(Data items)
• • • •

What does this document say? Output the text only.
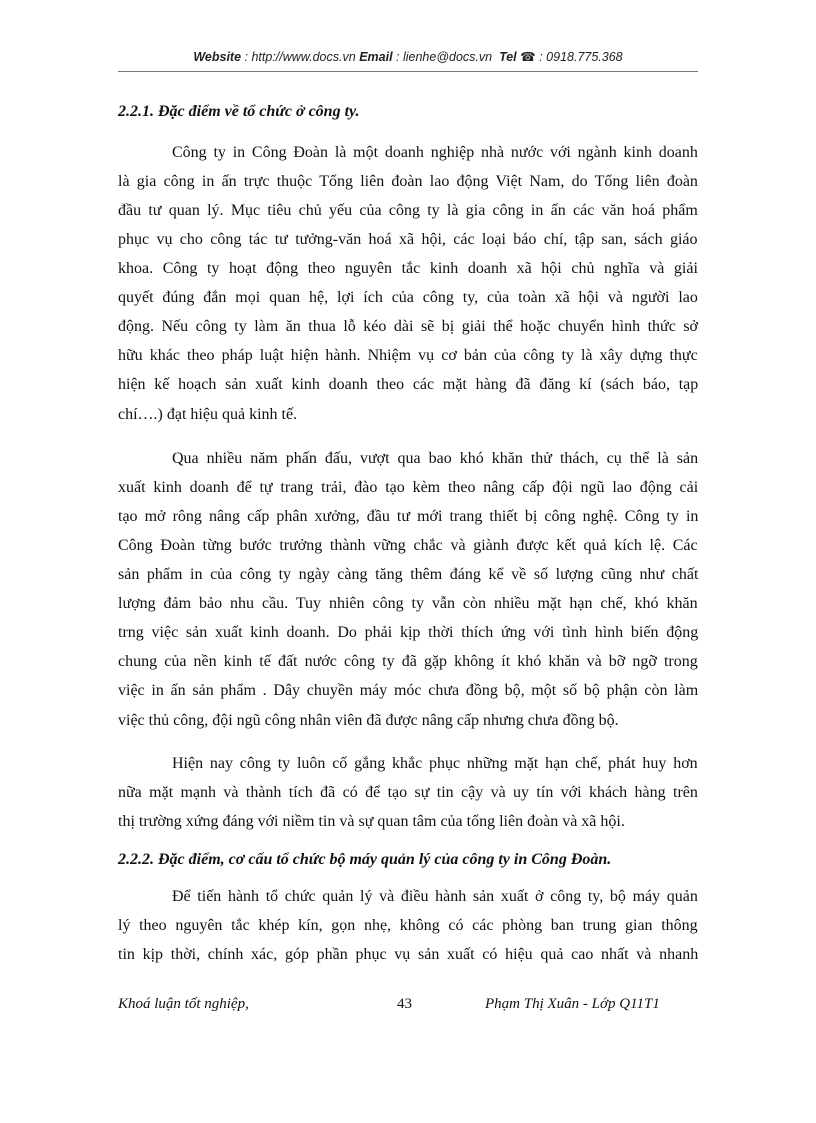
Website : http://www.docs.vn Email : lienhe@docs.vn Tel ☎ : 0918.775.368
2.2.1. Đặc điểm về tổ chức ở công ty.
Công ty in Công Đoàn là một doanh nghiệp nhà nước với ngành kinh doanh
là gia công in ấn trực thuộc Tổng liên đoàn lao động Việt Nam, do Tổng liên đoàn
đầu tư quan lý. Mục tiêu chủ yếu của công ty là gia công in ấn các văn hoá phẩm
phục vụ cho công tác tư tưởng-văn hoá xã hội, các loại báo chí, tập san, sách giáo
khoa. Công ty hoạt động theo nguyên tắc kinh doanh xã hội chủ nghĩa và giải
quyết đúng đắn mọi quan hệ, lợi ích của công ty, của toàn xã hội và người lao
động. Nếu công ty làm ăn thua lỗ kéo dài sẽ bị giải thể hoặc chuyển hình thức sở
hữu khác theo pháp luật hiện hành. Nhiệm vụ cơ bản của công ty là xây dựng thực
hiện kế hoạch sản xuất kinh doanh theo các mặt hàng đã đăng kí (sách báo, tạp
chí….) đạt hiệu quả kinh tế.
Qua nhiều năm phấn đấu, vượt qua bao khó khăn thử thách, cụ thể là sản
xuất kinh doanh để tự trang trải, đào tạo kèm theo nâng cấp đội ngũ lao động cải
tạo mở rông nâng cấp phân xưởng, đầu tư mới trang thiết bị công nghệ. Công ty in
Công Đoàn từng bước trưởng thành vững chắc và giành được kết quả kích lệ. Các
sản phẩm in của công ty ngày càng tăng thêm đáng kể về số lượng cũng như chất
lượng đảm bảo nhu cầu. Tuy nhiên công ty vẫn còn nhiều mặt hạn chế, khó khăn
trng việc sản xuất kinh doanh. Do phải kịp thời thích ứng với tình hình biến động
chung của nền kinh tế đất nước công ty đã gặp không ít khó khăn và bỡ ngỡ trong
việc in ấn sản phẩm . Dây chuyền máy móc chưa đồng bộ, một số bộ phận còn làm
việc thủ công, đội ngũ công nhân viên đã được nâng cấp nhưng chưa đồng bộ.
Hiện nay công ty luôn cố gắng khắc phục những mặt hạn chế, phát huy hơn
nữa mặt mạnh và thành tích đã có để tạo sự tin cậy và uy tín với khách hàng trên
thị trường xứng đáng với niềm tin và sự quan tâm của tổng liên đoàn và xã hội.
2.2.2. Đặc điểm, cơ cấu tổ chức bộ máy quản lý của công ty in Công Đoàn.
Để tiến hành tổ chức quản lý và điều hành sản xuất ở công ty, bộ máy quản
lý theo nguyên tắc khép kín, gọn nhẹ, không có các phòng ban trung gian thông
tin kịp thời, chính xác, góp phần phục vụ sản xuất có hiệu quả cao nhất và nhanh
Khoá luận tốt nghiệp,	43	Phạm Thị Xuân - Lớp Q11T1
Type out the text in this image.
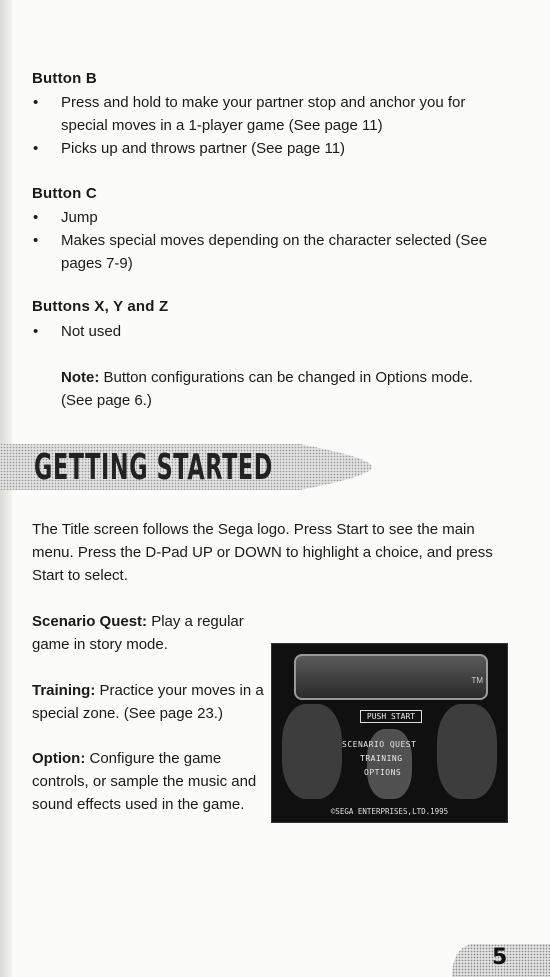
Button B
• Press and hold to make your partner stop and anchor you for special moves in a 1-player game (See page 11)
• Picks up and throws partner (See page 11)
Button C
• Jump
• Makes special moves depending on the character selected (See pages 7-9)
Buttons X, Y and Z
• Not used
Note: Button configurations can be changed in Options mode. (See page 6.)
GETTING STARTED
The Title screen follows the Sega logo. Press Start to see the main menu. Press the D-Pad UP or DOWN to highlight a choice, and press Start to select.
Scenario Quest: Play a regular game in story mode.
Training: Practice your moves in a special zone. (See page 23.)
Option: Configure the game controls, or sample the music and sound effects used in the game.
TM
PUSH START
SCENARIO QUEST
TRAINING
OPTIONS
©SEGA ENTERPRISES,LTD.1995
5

• • • •

WORK REQUIRED – Look above for every line with the word "xuất" and copy it.

RESPONSE TO THE EXERCISE –
hiện kế hoạch sản xuất kinh doanh theo các mặt hàng đã đăng kí (sách báo, tạp
xuất kinh doanh để tự trang trải, đào tạo kèm theo nâng cấp đội ngũ lao động cải
trng việc sản xuất kinh doanh. Do phải kịp thời thích ứng với tình hình biến động
Để tiến hành tổ chức quản lý và điều hành sản xuất ở công ty, bộ máy quản
tin kịp thời, chính xác, góp phần phục vụ sản xuất có hiệu quả cao nhất và nhanh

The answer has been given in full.